(Recorded data)
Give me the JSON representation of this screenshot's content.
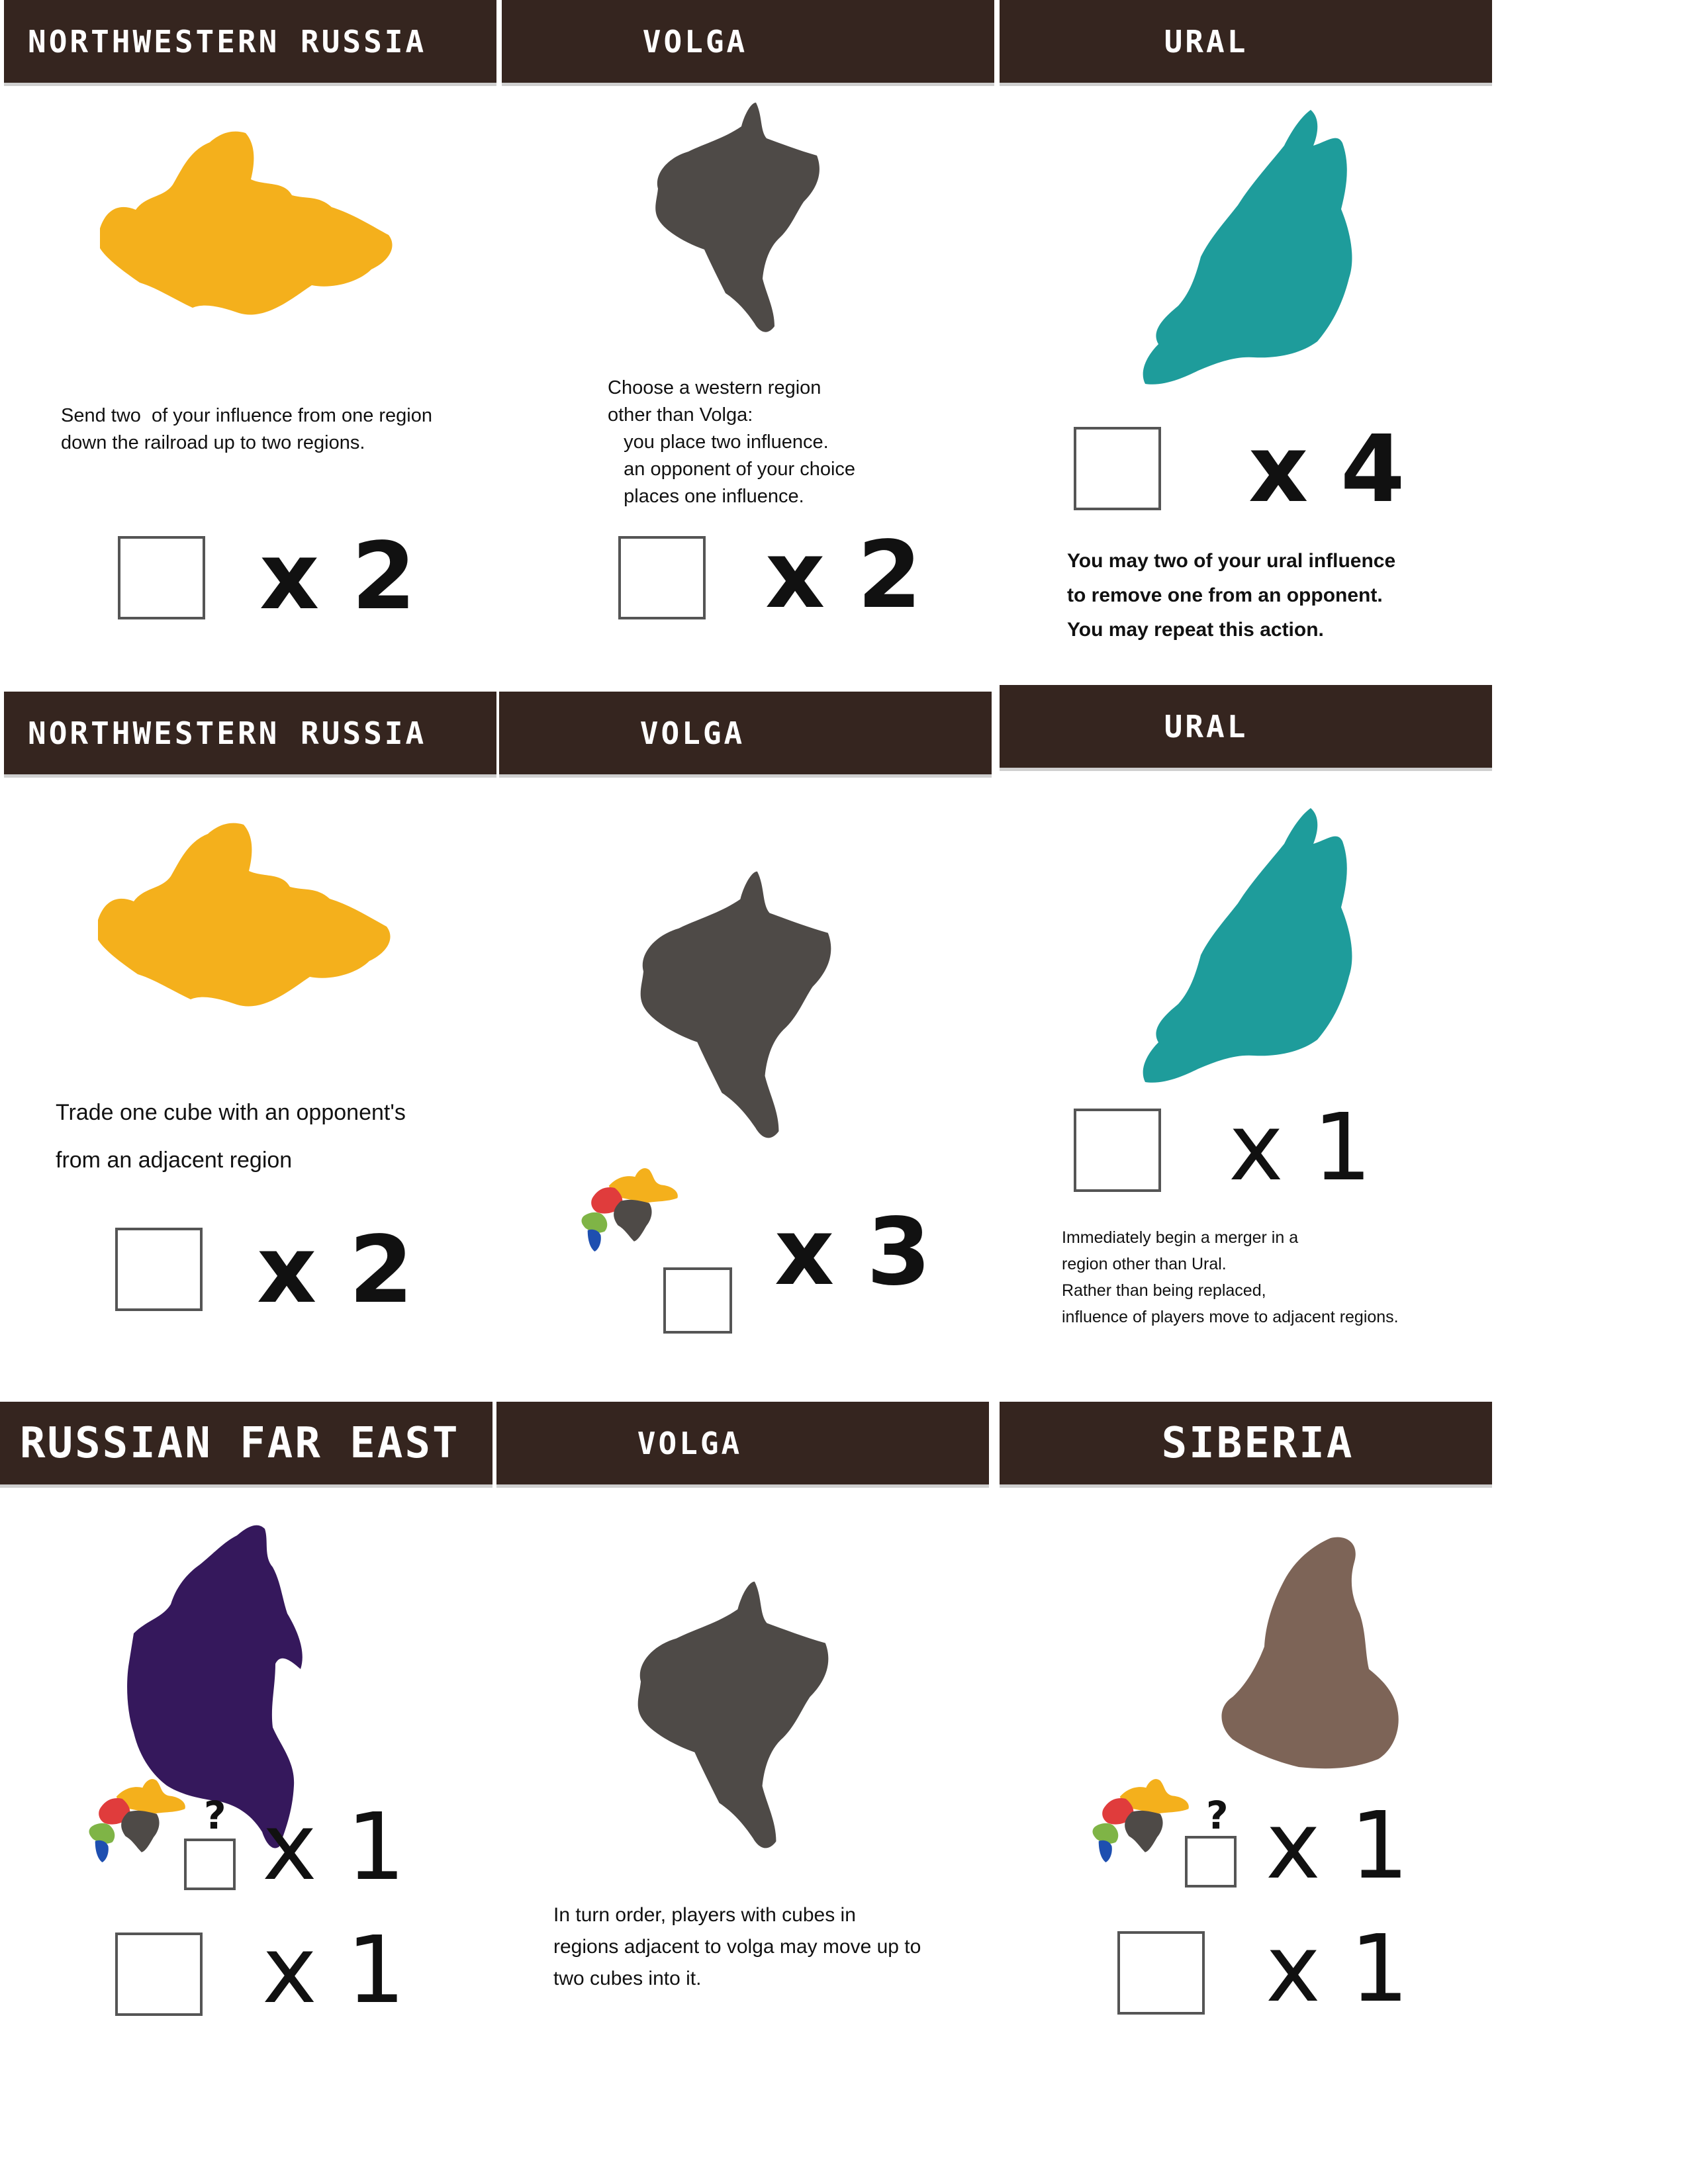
{
  "colors": {
    "header_bg": "#35251f",
    "northwestern_russia": "#f4b01c",
    "volga": "#4e4a47",
    "ural": "#1e9c9b",
    "russian_far_east": "#35185c",
    "siberia": "#7d6457",
    "mini_red": "#e03c3c",
    "mini_green": "#7fb446",
    "mini_blue": "#1e4fb0"
  },
  "cards": [
    {
      "title": "NORTHWESTERN RUSSIA",
      "map_icon": "northwestern-russia-map",
      "text": "Send two  of your influence from one region\ndown the railroad up to two regions.",
      "multipliers": [
        "x 2"
      ]
    },
    {
      "title": "VOLGA",
      "map_icon": "volga-map",
      "text": "Choose a western region\nother than Volga:\n   you place two influence.\n   an opponent of your choice\n   places one influence.",
      "multipliers": [
        "x 2"
      ]
    },
    {
      "title": "URAL",
      "map_icon": "ural-map",
      "text": "You may two of your ural influence\nto remove one from an opponent.\nYou may repeat this action.",
      "multipliers": [
        "x 4"
      ]
    },
    {
      "title": "NORTHWESTERN RUSSIA",
      "map_icon": "northwestern-russia-map",
      "text": "Trade one cube with an opponent's\nfrom an adjacent region",
      "multipliers": [
        "x 2"
      ]
    },
    {
      "title": "VOLGA",
      "map_icon": "volga-map",
      "text": "",
      "multipliers": [
        "x 3"
      ]
    },
    {
      "title": "URAL",
      "map_icon": "ural-map",
      "text": "Immediately begin a merger in a\nregion other than Ural.\nRather than being replaced,\ninfluence of players move to adjacent regions.",
      "multipliers": [
        "x 1"
      ]
    },
    {
      "title": "RUSSIAN FAR EAST",
      "map_icon": "russian-far-east-map",
      "text": "",
      "question": "?",
      "multipliers": [
        "x 1",
        "x 1"
      ]
    },
    {
      "title": "VOLGA",
      "map_icon": "volga-map",
      "text": "In turn order, players with cubes in\nregions adjacent to volga may move up to\ntwo cubes into it.",
      "multipliers": []
    },
    {
      "title": "SIBERIA",
      "map_icon": "siberia-map",
      "text": "",
      "question": "?",
      "multipliers": [
        "x 1",
        "x 1"
      ]
    }
  ]
}
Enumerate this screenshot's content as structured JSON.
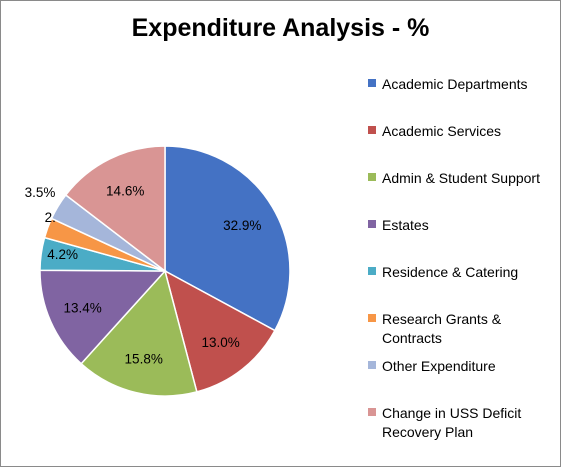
{
  "chart_data": {
    "type": "pie",
    "title": "Expenditure Analysis - %",
    "legend_position": "right",
    "slices": [
      {
        "label": "Academic Departments",
        "value": 32.9,
        "display": "32.9%",
        "color": "#4472C4"
      },
      {
        "label": "Academic Services",
        "value": 13.0,
        "display": "13.0%",
        "color": "#C0504D"
      },
      {
        "label": "Admin & Student Support",
        "value": 15.8,
        "display": "15.8%",
        "color": "#9BBB59"
      },
      {
        "label": "Estates",
        "value": 13.4,
        "display": "13.4%",
        "color": "#8064A2"
      },
      {
        "label": "Residence & Catering",
        "value": 4.2,
        "display": "4.2%",
        "color": "#4BACC6"
      },
      {
        "label": "Research Grants & Contracts",
        "value": 2.6,
        "display": "2.6%",
        "color": "#F79646"
      },
      {
        "label": "Other Expenditure",
        "value": 3.5,
        "display": "3.5%",
        "color": "#A5B6DA"
      },
      {
        "label": "Change in USS Deficit Recovery Plan",
        "value": 14.6,
        "display": "14.6%",
        "color": "#D99594"
      }
    ]
  }
}
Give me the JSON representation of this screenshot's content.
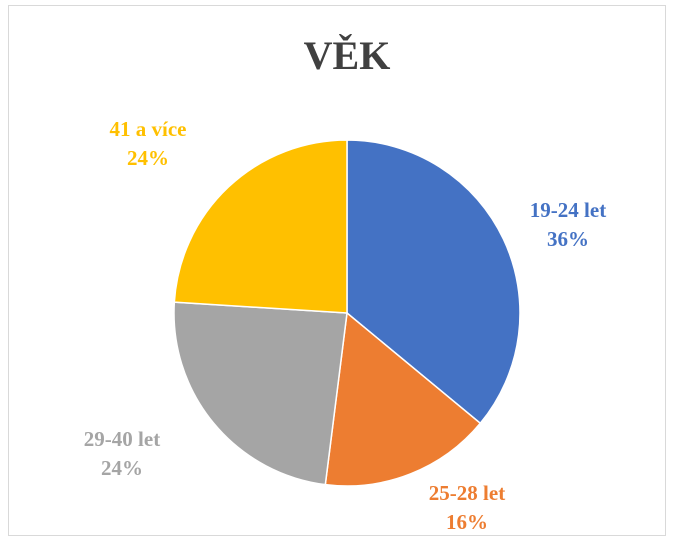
{
  "chart_data": {
    "type": "pie",
    "title": "VĚK",
    "categories": [
      "19-24 let",
      "25-28 let",
      "29-40 let",
      "41 a více"
    ],
    "values": [
      36,
      16,
      24,
      24
    ],
    "value_labels": [
      "36%",
      "16%",
      "24%",
      "24%"
    ],
    "colors": [
      "#4472c4",
      "#ed7d31",
      "#a5a5a5",
      "#ffc000"
    ]
  }
}
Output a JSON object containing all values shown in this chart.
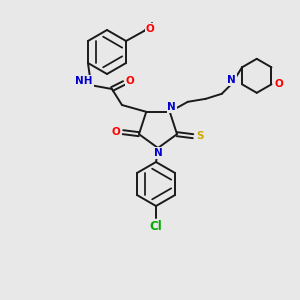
{
  "bg_color": "#e8e8e8",
  "bond_color": "#1a1a1a",
  "atom_colors": {
    "N": "#0000cc",
    "O": "#ff0000",
    "S": "#ccaa00",
    "Cl": "#00aa00",
    "H": "#555555",
    "C": "#1a1a1a"
  },
  "figsize": [
    3.0,
    3.0
  ],
  "dpi": 100,
  "lw": 1.4,
  "fs": 7.5
}
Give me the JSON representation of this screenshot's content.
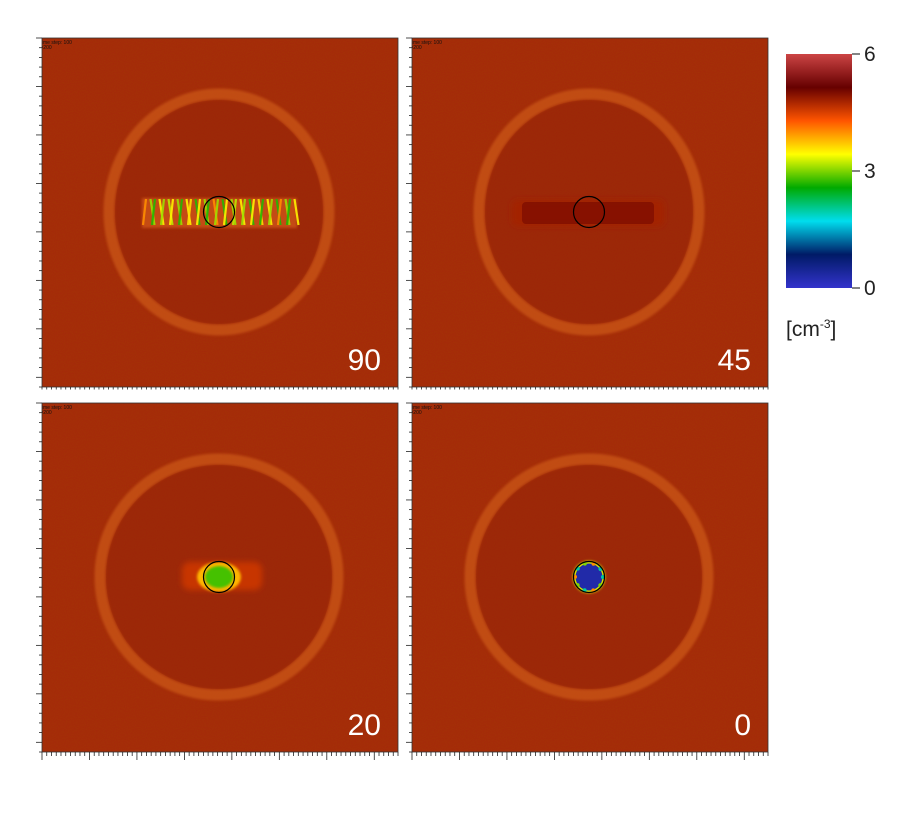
{
  "chart_data": {
    "type": "heatmap",
    "panels": [
      {
        "label": "90",
        "header": [
          "Time step: 100",
          "t=200"
        ],
        "core": "stripes",
        "core_value": 3.5
      },
      {
        "label": "45",
        "header": [
          "Time step: 100",
          "t=200"
        ],
        "core": "bar",
        "core_value": 4.8
      },
      {
        "label": "20",
        "header": [
          "Time step: 100",
          "t=200"
        ],
        "core": "blob",
        "core_value": 2.8
      },
      {
        "label": "0",
        "header": [
          "Time step: 100",
          "t=200"
        ],
        "core": "hole",
        "core_value": 0.3
      }
    ],
    "colorbar": {
      "min": 0,
      "max": 6,
      "ticks": [
        6,
        3,
        0
      ],
      "unit_text": "[cm",
      "unit_exp": "-3",
      "unit_close": "]",
      "colors": [
        "#3333cc",
        "#001a66",
        "#00ddee",
        "#00aa00",
        "#ffff00",
        "#ff5500",
        "#660000",
        "#cc4444"
      ]
    },
    "background_color": "#a52a0a",
    "ring_color": "#d9661e"
  }
}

▸ **Task directions**: Count the lines above that contain the word "than". Give only the number.

▸ **Result of this task**: 2